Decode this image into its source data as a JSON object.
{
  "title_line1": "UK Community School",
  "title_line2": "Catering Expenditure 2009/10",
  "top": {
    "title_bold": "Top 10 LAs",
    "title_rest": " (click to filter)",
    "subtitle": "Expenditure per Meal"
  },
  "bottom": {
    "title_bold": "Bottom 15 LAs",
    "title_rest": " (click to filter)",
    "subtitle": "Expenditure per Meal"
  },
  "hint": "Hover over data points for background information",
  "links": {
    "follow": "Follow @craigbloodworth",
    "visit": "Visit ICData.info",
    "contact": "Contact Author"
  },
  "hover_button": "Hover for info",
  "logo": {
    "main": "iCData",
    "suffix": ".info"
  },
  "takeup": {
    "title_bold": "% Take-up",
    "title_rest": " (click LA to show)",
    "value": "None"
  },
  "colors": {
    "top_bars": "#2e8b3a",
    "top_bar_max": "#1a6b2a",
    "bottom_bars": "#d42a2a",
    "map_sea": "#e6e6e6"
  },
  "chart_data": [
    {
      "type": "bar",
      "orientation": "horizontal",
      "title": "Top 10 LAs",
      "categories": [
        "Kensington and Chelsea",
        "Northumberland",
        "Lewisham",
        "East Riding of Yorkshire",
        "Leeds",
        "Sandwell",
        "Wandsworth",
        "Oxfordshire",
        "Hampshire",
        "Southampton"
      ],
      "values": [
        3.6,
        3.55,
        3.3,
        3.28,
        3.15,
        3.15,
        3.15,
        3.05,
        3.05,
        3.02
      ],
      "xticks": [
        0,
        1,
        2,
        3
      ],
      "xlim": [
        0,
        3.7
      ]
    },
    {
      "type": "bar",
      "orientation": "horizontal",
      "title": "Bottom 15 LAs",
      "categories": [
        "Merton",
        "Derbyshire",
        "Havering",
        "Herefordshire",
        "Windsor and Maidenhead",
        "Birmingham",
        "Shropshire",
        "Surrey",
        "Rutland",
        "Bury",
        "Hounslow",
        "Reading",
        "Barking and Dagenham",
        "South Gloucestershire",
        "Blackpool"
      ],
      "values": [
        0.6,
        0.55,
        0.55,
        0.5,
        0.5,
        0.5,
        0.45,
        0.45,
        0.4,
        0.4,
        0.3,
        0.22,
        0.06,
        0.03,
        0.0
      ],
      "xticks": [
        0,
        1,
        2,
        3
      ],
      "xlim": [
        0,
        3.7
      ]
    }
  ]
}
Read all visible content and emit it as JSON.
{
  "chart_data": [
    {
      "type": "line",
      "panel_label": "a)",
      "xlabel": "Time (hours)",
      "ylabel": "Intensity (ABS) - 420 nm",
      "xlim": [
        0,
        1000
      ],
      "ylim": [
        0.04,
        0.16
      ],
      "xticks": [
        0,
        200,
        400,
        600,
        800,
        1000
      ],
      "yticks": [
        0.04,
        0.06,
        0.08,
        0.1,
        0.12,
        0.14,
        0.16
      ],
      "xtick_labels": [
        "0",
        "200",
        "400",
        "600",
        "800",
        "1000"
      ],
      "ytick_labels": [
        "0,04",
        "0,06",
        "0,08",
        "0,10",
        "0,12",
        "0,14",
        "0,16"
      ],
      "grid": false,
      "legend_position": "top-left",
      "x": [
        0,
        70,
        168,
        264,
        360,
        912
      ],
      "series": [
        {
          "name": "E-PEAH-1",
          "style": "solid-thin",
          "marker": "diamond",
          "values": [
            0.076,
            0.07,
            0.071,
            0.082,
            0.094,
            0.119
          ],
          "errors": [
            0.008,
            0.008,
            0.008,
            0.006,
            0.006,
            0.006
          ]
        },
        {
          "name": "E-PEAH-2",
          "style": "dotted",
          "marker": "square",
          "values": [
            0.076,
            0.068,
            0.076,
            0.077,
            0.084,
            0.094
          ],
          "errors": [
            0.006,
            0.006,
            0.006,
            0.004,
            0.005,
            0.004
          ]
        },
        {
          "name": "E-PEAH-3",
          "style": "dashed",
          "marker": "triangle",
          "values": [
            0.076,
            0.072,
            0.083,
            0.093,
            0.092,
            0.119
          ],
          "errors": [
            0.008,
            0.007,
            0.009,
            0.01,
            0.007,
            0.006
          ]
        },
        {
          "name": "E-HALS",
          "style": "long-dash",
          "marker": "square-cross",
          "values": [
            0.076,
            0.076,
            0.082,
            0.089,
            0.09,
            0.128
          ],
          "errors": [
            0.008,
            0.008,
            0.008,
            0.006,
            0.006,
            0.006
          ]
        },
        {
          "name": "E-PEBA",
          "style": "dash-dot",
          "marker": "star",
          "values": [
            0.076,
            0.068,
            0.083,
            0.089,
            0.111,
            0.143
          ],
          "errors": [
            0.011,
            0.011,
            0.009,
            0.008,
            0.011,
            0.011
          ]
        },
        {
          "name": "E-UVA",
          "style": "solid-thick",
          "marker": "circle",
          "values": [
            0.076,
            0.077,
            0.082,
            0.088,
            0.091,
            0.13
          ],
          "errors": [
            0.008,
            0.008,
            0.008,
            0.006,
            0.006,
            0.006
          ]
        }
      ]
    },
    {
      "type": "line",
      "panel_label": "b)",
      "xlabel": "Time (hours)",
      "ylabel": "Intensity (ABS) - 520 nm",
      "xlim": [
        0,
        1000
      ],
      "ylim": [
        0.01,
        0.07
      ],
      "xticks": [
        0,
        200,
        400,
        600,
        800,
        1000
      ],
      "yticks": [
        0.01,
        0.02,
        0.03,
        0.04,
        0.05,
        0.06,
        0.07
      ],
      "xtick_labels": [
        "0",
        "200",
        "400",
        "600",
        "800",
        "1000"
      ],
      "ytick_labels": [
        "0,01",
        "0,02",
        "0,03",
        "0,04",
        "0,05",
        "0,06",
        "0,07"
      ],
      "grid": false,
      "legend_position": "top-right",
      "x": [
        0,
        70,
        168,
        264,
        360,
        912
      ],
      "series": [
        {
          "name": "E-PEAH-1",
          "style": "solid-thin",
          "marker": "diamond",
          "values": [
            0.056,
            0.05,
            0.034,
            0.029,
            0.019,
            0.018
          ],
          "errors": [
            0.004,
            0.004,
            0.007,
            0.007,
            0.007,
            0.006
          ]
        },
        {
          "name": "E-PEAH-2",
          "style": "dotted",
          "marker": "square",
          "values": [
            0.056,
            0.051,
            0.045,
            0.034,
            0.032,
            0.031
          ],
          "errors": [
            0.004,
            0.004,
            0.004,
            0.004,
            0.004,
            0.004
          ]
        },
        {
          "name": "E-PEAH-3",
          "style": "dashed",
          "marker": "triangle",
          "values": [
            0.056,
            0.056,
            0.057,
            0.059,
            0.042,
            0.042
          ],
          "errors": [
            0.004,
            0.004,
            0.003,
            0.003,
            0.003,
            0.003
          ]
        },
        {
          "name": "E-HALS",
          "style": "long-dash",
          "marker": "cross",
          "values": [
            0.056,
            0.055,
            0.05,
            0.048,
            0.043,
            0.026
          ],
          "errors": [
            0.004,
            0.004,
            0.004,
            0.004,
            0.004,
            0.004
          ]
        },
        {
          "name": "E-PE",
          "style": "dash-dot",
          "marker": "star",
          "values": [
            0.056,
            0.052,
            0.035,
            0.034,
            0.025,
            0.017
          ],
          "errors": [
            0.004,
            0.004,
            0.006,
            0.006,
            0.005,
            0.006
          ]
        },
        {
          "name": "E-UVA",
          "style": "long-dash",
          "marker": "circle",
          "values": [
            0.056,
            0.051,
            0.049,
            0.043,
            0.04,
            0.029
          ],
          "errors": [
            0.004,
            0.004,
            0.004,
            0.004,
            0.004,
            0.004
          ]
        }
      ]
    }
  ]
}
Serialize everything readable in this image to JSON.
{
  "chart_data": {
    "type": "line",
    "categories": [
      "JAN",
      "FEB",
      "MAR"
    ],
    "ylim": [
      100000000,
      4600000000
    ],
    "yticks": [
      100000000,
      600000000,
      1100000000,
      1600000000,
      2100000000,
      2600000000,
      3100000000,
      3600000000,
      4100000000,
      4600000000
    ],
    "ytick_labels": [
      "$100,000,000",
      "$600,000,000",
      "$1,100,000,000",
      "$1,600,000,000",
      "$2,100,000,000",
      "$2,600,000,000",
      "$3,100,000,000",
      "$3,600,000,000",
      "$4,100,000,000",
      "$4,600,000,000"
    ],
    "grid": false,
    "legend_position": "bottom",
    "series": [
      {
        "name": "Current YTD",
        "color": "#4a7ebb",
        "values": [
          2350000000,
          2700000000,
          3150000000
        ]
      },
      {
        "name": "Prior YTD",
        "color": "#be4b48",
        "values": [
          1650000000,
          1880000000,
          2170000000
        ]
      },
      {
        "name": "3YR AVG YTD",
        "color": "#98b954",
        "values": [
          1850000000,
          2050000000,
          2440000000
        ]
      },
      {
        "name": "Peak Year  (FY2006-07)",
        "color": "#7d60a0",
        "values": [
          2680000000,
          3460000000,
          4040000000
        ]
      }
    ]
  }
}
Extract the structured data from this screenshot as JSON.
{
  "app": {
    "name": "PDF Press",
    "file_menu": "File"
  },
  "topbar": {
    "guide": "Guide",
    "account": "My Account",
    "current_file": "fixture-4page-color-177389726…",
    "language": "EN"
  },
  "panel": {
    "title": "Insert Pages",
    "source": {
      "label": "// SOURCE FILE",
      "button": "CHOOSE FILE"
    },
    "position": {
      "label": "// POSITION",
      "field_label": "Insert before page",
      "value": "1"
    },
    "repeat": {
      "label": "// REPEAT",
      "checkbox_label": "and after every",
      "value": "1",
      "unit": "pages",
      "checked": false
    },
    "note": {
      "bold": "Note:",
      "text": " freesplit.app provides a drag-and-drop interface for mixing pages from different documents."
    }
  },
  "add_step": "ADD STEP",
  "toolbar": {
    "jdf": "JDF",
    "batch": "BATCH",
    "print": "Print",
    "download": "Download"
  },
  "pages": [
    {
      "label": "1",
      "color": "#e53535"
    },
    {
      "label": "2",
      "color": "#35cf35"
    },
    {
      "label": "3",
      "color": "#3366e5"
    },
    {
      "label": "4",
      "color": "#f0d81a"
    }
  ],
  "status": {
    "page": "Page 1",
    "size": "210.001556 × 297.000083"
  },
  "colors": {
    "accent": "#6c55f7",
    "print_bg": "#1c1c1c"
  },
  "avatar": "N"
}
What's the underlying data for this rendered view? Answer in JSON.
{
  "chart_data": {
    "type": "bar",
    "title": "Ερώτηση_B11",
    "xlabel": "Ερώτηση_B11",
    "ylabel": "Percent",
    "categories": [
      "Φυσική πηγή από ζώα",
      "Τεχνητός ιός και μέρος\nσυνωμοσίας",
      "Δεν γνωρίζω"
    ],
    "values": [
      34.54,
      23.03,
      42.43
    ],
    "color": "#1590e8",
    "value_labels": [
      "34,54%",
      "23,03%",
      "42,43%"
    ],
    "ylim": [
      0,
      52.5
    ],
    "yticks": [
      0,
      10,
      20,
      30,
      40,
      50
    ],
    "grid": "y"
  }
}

_WRITTEN INSTRUCTION_: Each line from the one containing "Extract the structured" to the final line of the entries above must be returned exactly, and no other line may appear.

_REPLY TO THE TASK_:
Extract the structured data from this screenshot as JSON.
{
  "app": {
    "name": "PDF Press",
    "file_menu": "File"
  },
  "topbar": {
    "guide": "Guide",
    "account": "My Account",
    "current_file": "fixture-4page-color-177389726…",
    "language": "EN"
  },
  "panel": {
    "title": "Insert Pages",
    "source": {
      "label": "// SOURCE FILE",
      "button": "CHOOSE FILE"
    },
    "position": {
      "label": "// POSITION",
      "field_label": "Insert before page",
      "value": "1"
    },
    "repeat": {
      "label": "// REPEAT",
      "checkbox_label": "and after every",
      "value": "1",
      "unit": "pages",
      "checked": false
    },
    "note": {
      "bold": "Note:",
      "text": " freesplit.app provides a drag-and-drop interface for mixing pages from different documents."
    }
  },
  "add_step": "ADD STEP",
  "toolbar": {
    "jdf": "JDF",
    "batch": "BATCH",
    "print": "Print",
    "download": "Download"
  },
  "pages": [
    {
      "label": "1",
      "color": "#e53535"
    },
    {
      "label": "2",
      "color": "#35cf35"
    },
    {
      "label": "3",
      "color": "#3366e5"
    },
    {
      "label": "4",
      "color": "#f0d81a"
    }
  ],
  "status": {
    "page": "Page 1",
    "size": "210.001556 × 297.000083"
  },
  "colors": {
    "accent": "#6c55f7",
    "print_bg": "#1c1c1c"
  },
  "avatar": "N"
}
What's the underlying data for this rendered view? Answer in JSON.
{
  "chart_data": {
    "type": "bar",
    "title": "Ερώτηση_B11",
    "xlabel": "Ερώτηση_B11",
    "ylabel": "Percent",
    "categories": [
      "Φυσική πηγή από ζώα",
      "Τεχνητός ιός και μέρος\nσυνωμοσίας",
      "Δεν γνωρίζω"
    ],
    "values": [
      34.54,
      23.03,
      42.43
    ],
    "color": "#1590e8",
    "value_labels": [
      "34,54%",
      "23,03%",
      "42,43%"
    ],
    "ylim": [
      0,
      52.5
    ],
    "yticks": [
      0,
      10,
      20,
      30,
      40,
      50
    ],
    "grid": "y"
  }
}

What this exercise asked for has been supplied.